──────── GIVEN DATA ────────

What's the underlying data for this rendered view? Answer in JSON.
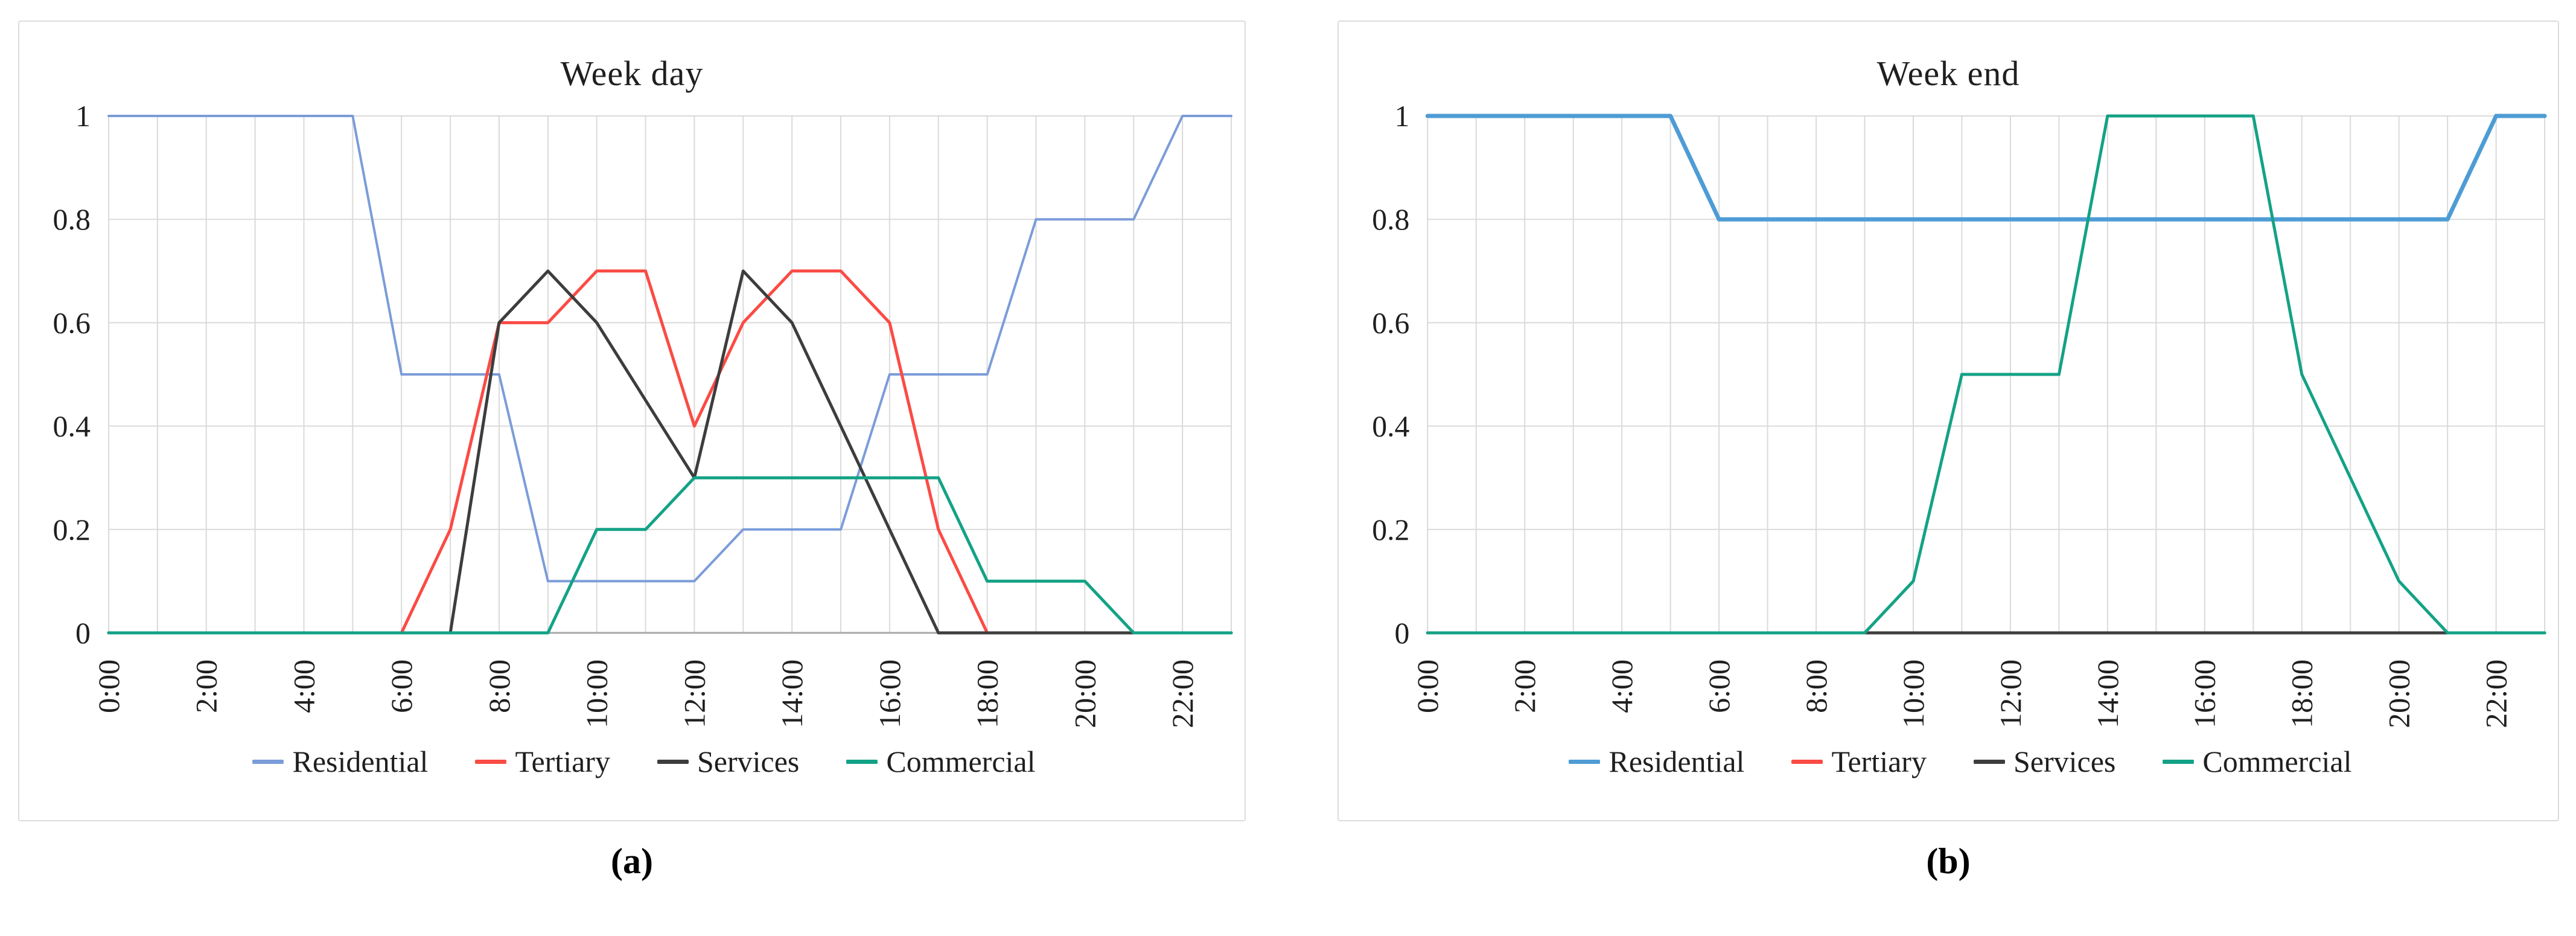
{
  "figure": {
    "captions": {
      "a": "(a)",
      "b": "(b)"
    }
  },
  "style": {
    "grid_color": "#dadada",
    "axis_color": "#a8a8a8",
    "text_color": "#1f1f1f",
    "background": "#ffffff"
  },
  "chart_data": [
    {
      "id": "weekday",
      "type": "line",
      "title": "Week day",
      "x_hours": [
        0,
        1,
        2,
        3,
        4,
        5,
        6,
        7,
        8,
        9,
        10,
        11,
        12,
        13,
        14,
        15,
        16,
        17,
        18,
        19,
        20,
        21,
        22,
        23
      ],
      "x_tick_labels": [
        "0:00",
        "2:00",
        "4:00",
        "6:00",
        "8:00",
        "10:00",
        "12:00",
        "14:00",
        "16:00",
        "18:00",
        "20:00",
        "22:00"
      ],
      "x_tick_every": 2,
      "ylim": [
        0,
        1
      ],
      "y_ticks": [
        0,
        0.2,
        0.4,
        0.6,
        0.8,
        1
      ],
      "y_tick_labels": [
        "0",
        "0.2",
        "0.4",
        "0.6",
        "0.8",
        "1"
      ],
      "grid": {
        "vertical_every_hour": true,
        "horizontal_every": 0.2
      },
      "legend_position": "bottom",
      "series": [
        {
          "name": "Residential",
          "color": "#7b9cd9",
          "stroke_width": 4,
          "values": [
            1,
            1,
            1,
            1,
            1,
            1,
            0.5,
            0.5,
            0.5,
            0.1,
            0.1,
            0.1,
            0.1,
            0.2,
            0.2,
            0.2,
            0.5,
            0.5,
            0.5,
            0.8,
            0.8,
            0.8,
            1,
            1
          ]
        },
        {
          "name": "Tertiary",
          "color": "#fb4b45",
          "stroke_width": 5,
          "values": [
            0,
            0,
            0,
            0,
            0,
            0,
            0,
            0.2,
            0.6,
            0.6,
            0.7,
            0.7,
            0.4,
            0.6,
            0.7,
            0.7,
            0.6,
            0.2,
            0,
            0,
            0,
            0,
            0,
            0
          ]
        },
        {
          "name": "Services",
          "color": "#3d3d3d",
          "stroke_width": 5,
          "values": [
            0,
            0,
            0,
            0,
            0,
            0,
            0,
            0,
            0.6,
            0.7,
            0.6,
            0.45,
            0.3,
            0.7,
            0.6,
            0.4,
            0.2,
            0,
            0,
            0,
            0,
            0,
            0,
            0
          ]
        },
        {
          "name": "Commercial",
          "color": "#14a286",
          "stroke_width": 5,
          "values": [
            0,
            0,
            0,
            0,
            0,
            0,
            0,
            0,
            0,
            0,
            0.2,
            0.2,
            0.3,
            0.3,
            0.3,
            0.3,
            0.3,
            0.3,
            0.1,
            0.1,
            0.1,
            0,
            0,
            0
          ]
        }
      ]
    },
    {
      "id": "weekend",
      "type": "line",
      "title": "Week end",
      "x_hours": [
        0,
        1,
        2,
        3,
        4,
        5,
        6,
        7,
        8,
        9,
        10,
        11,
        12,
        13,
        14,
        15,
        16,
        17,
        18,
        19,
        20,
        21,
        22,
        23
      ],
      "x_tick_labels": [
        "0:00",
        "2:00",
        "4:00",
        "6:00",
        "8:00",
        "10:00",
        "12:00",
        "14:00",
        "16:00",
        "18:00",
        "20:00",
        "22:00"
      ],
      "x_tick_every": 2,
      "ylim": [
        0,
        1
      ],
      "y_ticks": [
        0,
        0.2,
        0.4,
        0.6,
        0.8,
        1
      ],
      "y_tick_labels": [
        "0",
        "0.2",
        "0.4",
        "0.6",
        "0.8",
        "1"
      ],
      "grid": {
        "vertical_every_hour": true,
        "horizontal_every": 0.2
      },
      "legend_position": "bottom",
      "series": [
        {
          "name": "Residential",
          "color": "#4e9cd5",
          "stroke_width": 7,
          "values": [
            1,
            1,
            1,
            1,
            1,
            1,
            0.8,
            0.8,
            0.8,
            0.8,
            0.8,
            0.8,
            0.8,
            0.8,
            0.8,
            0.8,
            0.8,
            0.8,
            0.8,
            0.8,
            0.8,
            0.8,
            1,
            1
          ]
        },
        {
          "name": "Tertiary",
          "color": "#fb4b45",
          "stroke_width": 5,
          "values": [
            0,
            0,
            0,
            0,
            0,
            0,
            0,
            0,
            0,
            0,
            0,
            0,
            0,
            0,
            0,
            0,
            0,
            0,
            0,
            0,
            0,
            0,
            0,
            0
          ]
        },
        {
          "name": "Services",
          "color": "#3d3d3d",
          "stroke_width": 5,
          "values": [
            0,
            0,
            0,
            0,
            0,
            0,
            0,
            0,
            0,
            0,
            0,
            0,
            0,
            0,
            0,
            0,
            0,
            0,
            0,
            0,
            0,
            0,
            0,
            0
          ]
        },
        {
          "name": "Commercial",
          "color": "#14a286",
          "stroke_width": 5,
          "values": [
            0,
            0,
            0,
            0,
            0,
            0,
            0,
            0,
            0,
            0,
            0.1,
            0.5,
            0.5,
            0.5,
            1,
            1,
            1,
            1,
            0.5,
            0.3,
            0.1,
            0,
            0,
            0
          ]
        }
      ]
    }
  ]
}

────────

DIRECTIONS >> Exclude the images, then output the data above word for word.

EXERCISE SOLUTION >>
What's the underlying data for this rendered view? Answer in JSON.
{
  "figure": {
    "captions": {
      "a": "(a)",
      "b": "(b)"
    }
  },
  "style": {
    "grid_color": "#dadada",
    "axis_color": "#a8a8a8",
    "text_color": "#1f1f1f",
    "background": "#ffffff"
  },
  "chart_data": [
    {
      "id": "weekday",
      "type": "line",
      "title": "Week day",
      "x_hours": [
        0,
        1,
        2,
        3,
        4,
        5,
        6,
        7,
        8,
        9,
        10,
        11,
        12,
        13,
        14,
        15,
        16,
        17,
        18,
        19,
        20,
        21,
        22,
        23
      ],
      "x_tick_labels": [
        "0:00",
        "2:00",
        "4:00",
        "6:00",
        "8:00",
        "10:00",
        "12:00",
        "14:00",
        "16:00",
        "18:00",
        "20:00",
        "22:00"
      ],
      "x_tick_every": 2,
      "ylim": [
        0,
        1
      ],
      "y_ticks": [
        0,
        0.2,
        0.4,
        0.6,
        0.8,
        1
      ],
      "y_tick_labels": [
        "0",
        "0.2",
        "0.4",
        "0.6",
        "0.8",
        "1"
      ],
      "grid": {
        "vertical_every_hour": true,
        "horizontal_every": 0.2
      },
      "legend_position": "bottom",
      "series": [
        {
          "name": "Residential",
          "color": "#7b9cd9",
          "stroke_width": 4,
          "values": [
            1,
            1,
            1,
            1,
            1,
            1,
            0.5,
            0.5,
            0.5,
            0.1,
            0.1,
            0.1,
            0.1,
            0.2,
            0.2,
            0.2,
            0.5,
            0.5,
            0.5,
            0.8,
            0.8,
            0.8,
            1,
            1
          ]
        },
        {
          "name": "Tertiary",
          "color": "#fb4b45",
          "stroke_width": 5,
          "values": [
            0,
            0,
            0,
            0,
            0,
            0,
            0,
            0.2,
            0.6,
            0.6,
            0.7,
            0.7,
            0.4,
            0.6,
            0.7,
            0.7,
            0.6,
            0.2,
            0,
            0,
            0,
            0,
            0,
            0
          ]
        },
        {
          "name": "Services",
          "color": "#3d3d3d",
          "stroke_width": 5,
          "values": [
            0,
            0,
            0,
            0,
            0,
            0,
            0,
            0,
            0.6,
            0.7,
            0.6,
            0.45,
            0.3,
            0.7,
            0.6,
            0.4,
            0.2,
            0,
            0,
            0,
            0,
            0,
            0,
            0
          ]
        },
        {
          "name": "Commercial",
          "color": "#14a286",
          "stroke_width": 5,
          "values": [
            0,
            0,
            0,
            0,
            0,
            0,
            0,
            0,
            0,
            0,
            0.2,
            0.2,
            0.3,
            0.3,
            0.3,
            0.3,
            0.3,
            0.3,
            0.1,
            0.1,
            0.1,
            0,
            0,
            0
          ]
        }
      ]
    },
    {
      "id": "weekend",
      "type": "line",
      "title": "Week end",
      "x_hours": [
        0,
        1,
        2,
        3,
        4,
        5,
        6,
        7,
        8,
        9,
        10,
        11,
        12,
        13,
        14,
        15,
        16,
        17,
        18,
        19,
        20,
        21,
        22,
        23
      ],
      "x_tick_labels": [
        "0:00",
        "2:00",
        "4:00",
        "6:00",
        "8:00",
        "10:00",
        "12:00",
        "14:00",
        "16:00",
        "18:00",
        "20:00",
        "22:00"
      ],
      "x_tick_every": 2,
      "ylim": [
        0,
        1
      ],
      "y_ticks": [
        0,
        0.2,
        0.4,
        0.6,
        0.8,
        1
      ],
      "y_tick_labels": [
        "0",
        "0.2",
        "0.4",
        "0.6",
        "0.8",
        "1"
      ],
      "grid": {
        "vertical_every_hour": true,
        "horizontal_every": 0.2
      },
      "legend_position": "bottom",
      "series": [
        {
          "name": "Residential",
          "color": "#4e9cd5",
          "stroke_width": 7,
          "values": [
            1,
            1,
            1,
            1,
            1,
            1,
            0.8,
            0.8,
            0.8,
            0.8,
            0.8,
            0.8,
            0.8,
            0.8,
            0.8,
            0.8,
            0.8,
            0.8,
            0.8,
            0.8,
            0.8,
            0.8,
            1,
            1
          ]
        },
        {
          "name": "Tertiary",
          "color": "#fb4b45",
          "stroke_width": 5,
          "values": [
            0,
            0,
            0,
            0,
            0,
            0,
            0,
            0,
            0,
            0,
            0,
            0,
            0,
            0,
            0,
            0,
            0,
            0,
            0,
            0,
            0,
            0,
            0,
            0
          ]
        },
        {
          "name": "Services",
          "color": "#3d3d3d",
          "stroke_width": 5,
          "values": [
            0,
            0,
            0,
            0,
            0,
            0,
            0,
            0,
            0,
            0,
            0,
            0,
            0,
            0,
            0,
            0,
            0,
            0,
            0,
            0,
            0,
            0,
            0,
            0
          ]
        },
        {
          "name": "Commercial",
          "color": "#14a286",
          "stroke_width": 5,
          "values": [
            0,
            0,
            0,
            0,
            0,
            0,
            0,
            0,
            0,
            0,
            0.1,
            0.5,
            0.5,
            0.5,
            1,
            1,
            1,
            1,
            0.5,
            0.3,
            0.1,
            0,
            0,
            0
          ]
        }
      ]
    }
  ]
}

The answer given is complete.